-- START OF SOURCE EXTRACT --
Four Performances-Part One: a 19-year-old Reads Leonard Cohen

I don’t know what I should tell him about the performance.

I think I know some things he doesn’t, but of course all knowledge is transient, subject to new knowing, new conditions. And the matter is complicated because the person whose performance I’ll present today is by my teenage self.

I was a few weeks into being 19. I was beginning my second year of what will become a foreshortened higher education at a small college in Iowa. The year before, my first year there, had been a high point of my then shorter life. I met my continued friend and musical co-conspirator Dave Moore there, along with his partner Celia Daniels; Jim Scanlon from Chicago, a right guard football player who wore an ankle length wool cape and shared lefty politics; John Schuler, a southern Illinois boy who soon grew a full John Brown beard and became a searcher for American ideals; and Louis Fusco, an east-coast kid who told me he’d sat right next to Steve Winwood’s organ on a stage back in Fusco’s hometown, and who like me had a little cassette deck and liked to record with it. Since I had grown up in a 700 population town near nothing much more than that, I’d never met anyone with these varieties of interests and experiences. I had made do with reading. First, 19th century gothic Poe, then iconoclasts like Mark Twain, George Bernard Shaw, and William Blake. Listening too: The Fugs and the Mothers of Invention, the skeleton key blurt of Bob Dylan, the psych-fi of the Jefferson Airplane, and that Rimbaud of Venice Beach: Jim Morrison.
-- END OF SOURCE EXTRACT --
-- START OF DATA SECTION --
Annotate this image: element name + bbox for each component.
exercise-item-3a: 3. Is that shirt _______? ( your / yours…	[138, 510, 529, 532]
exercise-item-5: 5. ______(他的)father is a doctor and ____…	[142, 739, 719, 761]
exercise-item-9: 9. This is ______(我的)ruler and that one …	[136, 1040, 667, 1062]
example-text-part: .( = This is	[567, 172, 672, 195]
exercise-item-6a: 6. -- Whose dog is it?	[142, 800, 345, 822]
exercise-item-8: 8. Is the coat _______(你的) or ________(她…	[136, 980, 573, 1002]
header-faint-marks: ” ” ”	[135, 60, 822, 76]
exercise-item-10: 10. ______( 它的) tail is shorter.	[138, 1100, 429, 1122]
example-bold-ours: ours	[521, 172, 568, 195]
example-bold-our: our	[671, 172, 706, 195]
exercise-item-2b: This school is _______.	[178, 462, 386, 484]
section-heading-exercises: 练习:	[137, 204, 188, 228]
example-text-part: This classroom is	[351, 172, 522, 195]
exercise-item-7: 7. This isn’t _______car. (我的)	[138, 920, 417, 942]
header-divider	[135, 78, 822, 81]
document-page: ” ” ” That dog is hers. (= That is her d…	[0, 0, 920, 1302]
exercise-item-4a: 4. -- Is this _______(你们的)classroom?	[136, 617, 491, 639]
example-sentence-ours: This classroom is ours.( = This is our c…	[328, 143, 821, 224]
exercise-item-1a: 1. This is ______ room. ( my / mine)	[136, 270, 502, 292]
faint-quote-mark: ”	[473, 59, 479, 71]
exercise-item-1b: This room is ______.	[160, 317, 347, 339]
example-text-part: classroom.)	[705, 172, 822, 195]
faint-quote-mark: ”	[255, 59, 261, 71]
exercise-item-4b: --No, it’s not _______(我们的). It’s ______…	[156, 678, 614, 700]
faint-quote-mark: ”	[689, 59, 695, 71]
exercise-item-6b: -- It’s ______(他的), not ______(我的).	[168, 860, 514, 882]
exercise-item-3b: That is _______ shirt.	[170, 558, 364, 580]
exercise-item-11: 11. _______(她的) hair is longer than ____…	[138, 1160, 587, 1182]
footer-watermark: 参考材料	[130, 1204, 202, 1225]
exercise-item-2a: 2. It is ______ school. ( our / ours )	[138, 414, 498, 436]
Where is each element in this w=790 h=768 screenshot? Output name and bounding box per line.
-- END OF DATA SECTION --
-- START OF DATA SECTION --
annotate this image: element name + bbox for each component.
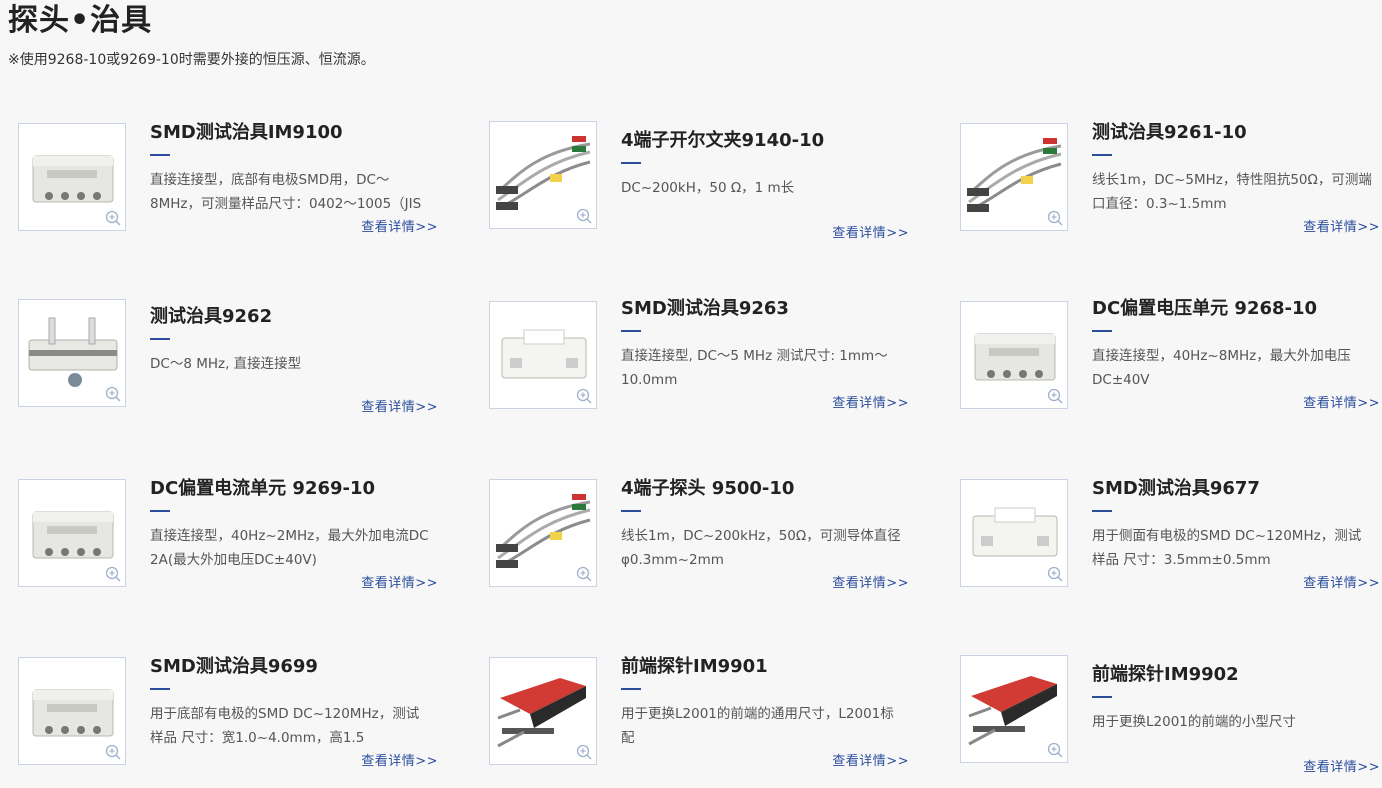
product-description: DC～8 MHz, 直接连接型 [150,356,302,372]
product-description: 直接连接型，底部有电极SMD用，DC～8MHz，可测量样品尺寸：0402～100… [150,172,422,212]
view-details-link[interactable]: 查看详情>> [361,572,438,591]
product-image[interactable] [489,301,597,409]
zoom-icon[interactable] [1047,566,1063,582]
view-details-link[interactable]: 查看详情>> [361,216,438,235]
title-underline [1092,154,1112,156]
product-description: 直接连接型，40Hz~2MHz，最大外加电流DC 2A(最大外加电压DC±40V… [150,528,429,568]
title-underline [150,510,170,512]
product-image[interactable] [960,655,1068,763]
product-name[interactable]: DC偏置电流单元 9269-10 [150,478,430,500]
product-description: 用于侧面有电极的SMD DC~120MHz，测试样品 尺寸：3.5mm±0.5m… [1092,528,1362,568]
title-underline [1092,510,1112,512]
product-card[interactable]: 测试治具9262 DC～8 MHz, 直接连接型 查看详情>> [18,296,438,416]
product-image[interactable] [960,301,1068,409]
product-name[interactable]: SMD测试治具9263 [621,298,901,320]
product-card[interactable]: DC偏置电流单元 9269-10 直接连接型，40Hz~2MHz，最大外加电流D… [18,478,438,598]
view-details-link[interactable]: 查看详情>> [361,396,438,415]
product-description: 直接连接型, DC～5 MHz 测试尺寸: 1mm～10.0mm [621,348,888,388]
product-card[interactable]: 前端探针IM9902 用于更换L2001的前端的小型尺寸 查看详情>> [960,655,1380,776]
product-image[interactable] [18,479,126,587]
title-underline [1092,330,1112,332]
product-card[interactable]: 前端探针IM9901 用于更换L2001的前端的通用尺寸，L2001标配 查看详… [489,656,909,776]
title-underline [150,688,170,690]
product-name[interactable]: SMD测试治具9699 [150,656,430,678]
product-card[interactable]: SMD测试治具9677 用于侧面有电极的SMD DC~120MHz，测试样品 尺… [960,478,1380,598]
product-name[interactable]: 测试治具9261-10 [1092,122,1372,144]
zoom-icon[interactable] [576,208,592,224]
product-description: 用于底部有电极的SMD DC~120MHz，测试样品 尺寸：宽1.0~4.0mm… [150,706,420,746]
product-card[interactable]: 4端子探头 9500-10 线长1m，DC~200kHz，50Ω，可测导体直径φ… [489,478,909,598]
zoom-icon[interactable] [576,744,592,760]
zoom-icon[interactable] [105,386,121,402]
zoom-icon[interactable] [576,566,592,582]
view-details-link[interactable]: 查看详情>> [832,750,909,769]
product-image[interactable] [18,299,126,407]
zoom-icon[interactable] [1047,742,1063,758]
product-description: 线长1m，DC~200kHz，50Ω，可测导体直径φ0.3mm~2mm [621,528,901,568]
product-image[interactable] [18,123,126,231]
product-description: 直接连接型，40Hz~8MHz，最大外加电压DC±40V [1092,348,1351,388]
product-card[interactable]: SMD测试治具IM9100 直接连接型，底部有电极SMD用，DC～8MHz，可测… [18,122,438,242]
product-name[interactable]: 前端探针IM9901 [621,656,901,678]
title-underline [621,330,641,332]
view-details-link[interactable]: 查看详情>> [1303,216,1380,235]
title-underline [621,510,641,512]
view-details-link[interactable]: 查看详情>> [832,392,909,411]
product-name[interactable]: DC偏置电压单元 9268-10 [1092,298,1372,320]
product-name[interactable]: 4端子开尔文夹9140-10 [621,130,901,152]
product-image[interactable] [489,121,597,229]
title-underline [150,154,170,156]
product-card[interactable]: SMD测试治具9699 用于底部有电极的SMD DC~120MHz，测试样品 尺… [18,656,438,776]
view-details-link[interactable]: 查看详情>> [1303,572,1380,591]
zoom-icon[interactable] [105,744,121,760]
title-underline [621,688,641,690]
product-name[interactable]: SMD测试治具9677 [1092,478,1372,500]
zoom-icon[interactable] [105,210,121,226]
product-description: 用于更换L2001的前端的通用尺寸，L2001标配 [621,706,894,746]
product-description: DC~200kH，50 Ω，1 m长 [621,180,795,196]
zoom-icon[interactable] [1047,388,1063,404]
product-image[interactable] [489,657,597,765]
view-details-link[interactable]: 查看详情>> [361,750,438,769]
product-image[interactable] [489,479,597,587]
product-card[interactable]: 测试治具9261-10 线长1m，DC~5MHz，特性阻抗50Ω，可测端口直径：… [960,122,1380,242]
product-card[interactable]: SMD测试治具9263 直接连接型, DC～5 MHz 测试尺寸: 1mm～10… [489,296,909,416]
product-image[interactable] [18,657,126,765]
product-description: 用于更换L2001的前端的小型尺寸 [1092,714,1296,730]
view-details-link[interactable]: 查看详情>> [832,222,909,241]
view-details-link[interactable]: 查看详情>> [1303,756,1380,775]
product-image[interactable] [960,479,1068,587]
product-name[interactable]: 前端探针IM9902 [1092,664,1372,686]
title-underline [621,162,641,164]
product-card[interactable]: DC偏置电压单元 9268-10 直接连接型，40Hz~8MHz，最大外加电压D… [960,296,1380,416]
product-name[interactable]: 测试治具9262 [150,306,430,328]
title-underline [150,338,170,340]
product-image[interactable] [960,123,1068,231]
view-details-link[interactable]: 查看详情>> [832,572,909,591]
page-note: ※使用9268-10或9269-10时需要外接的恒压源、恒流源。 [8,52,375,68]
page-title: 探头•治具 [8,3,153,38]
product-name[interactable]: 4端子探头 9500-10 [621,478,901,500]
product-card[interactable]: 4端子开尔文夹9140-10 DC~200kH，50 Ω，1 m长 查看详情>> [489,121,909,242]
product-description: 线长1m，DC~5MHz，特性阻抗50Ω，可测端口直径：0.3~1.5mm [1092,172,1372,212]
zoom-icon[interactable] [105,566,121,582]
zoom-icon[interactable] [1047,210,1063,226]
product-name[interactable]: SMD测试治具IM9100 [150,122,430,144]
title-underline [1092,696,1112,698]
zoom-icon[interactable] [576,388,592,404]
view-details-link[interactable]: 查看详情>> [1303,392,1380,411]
-- END OF DATA SECTION --
-- START OF DATA SECTION --
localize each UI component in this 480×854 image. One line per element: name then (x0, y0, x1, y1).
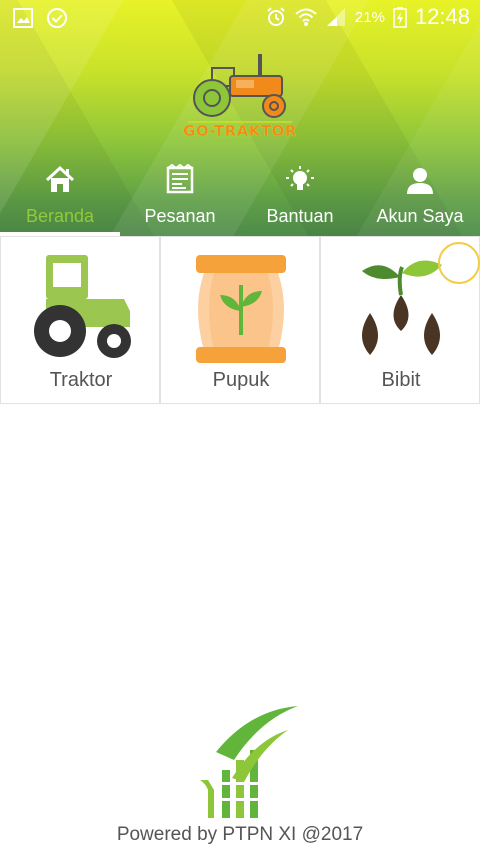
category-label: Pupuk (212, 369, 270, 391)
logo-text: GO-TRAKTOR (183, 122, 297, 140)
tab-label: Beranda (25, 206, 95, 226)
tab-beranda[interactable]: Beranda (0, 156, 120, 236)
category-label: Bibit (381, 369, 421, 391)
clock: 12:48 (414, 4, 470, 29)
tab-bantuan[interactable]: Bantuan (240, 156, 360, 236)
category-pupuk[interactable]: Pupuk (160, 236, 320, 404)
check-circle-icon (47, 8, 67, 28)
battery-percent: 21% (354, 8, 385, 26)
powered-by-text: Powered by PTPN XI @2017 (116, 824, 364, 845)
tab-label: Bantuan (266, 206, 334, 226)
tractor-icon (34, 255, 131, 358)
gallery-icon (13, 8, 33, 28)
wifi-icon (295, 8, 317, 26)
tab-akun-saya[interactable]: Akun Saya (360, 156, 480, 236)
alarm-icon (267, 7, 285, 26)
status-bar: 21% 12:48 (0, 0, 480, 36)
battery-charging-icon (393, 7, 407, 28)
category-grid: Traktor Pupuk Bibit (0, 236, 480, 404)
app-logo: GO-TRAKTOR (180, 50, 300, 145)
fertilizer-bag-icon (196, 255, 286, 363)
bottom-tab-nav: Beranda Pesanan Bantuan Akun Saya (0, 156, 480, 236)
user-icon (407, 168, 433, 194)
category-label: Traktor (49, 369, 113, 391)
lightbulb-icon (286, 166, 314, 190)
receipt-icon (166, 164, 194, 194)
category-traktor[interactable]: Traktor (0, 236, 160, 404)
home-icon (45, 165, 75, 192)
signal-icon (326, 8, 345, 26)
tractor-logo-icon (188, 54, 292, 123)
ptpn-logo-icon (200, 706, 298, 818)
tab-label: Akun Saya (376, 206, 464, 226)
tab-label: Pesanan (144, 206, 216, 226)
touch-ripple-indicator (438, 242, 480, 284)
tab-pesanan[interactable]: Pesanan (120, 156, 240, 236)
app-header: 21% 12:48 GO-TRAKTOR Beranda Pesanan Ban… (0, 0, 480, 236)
-- END OF DATA SECTION --
TASK GOAL => Copy out, word for word, the entire piece about a 19-year-old reading Leonard Cohen that appears before the data.

THE RESPONSE =>
Four Performances-Part One: a 19-year-old Reads Leonard Cohen

I don’t know what I should tell him about the performance.

I think I know some things he doesn’t, but of course all knowledge is transient, subject to new knowing, new conditions. And the matter is complicated because the person whose performance I’ll present today is by my teenage self.

I was a few weeks into being 19. I was beginning my second year of what will become a foreshortened higher education at a small college in Iowa. The year before, my first year there, had been a high point of my then shorter life. I met my continued friend and musical co-conspirator Dave Moore there, along with his partner Celia Daniels; Jim Scanlon from Chicago, a right guard football player who wore an ankle length wool cape and shared lefty politics; John Schuler, a southern Illinois boy who soon grew a full John Brown beard and became a searcher for American ideals; and Louis Fusco, an east-coast kid who told me he’d sat right next to Steve Winwood’s organ on a stage back in Fusco’s hometown, and who like me had a little cassette deck and liked to record with it. Since I had grown up in a 700 population town near nothing much more than that, I’d never met anyone with these varieties of interests and experiences. I had made do with reading. First, 19th century gothic Poe, then iconoclasts like Mark Twain, George Bernard Shaw, and William Blake. Listening too: The Fugs and the Mothers of Invention, the skeleton key blurt of Bob Dylan, the psych-fi of the Jefferson Airplane, and that Rimbaud of Venice Beach: Jim Morrison.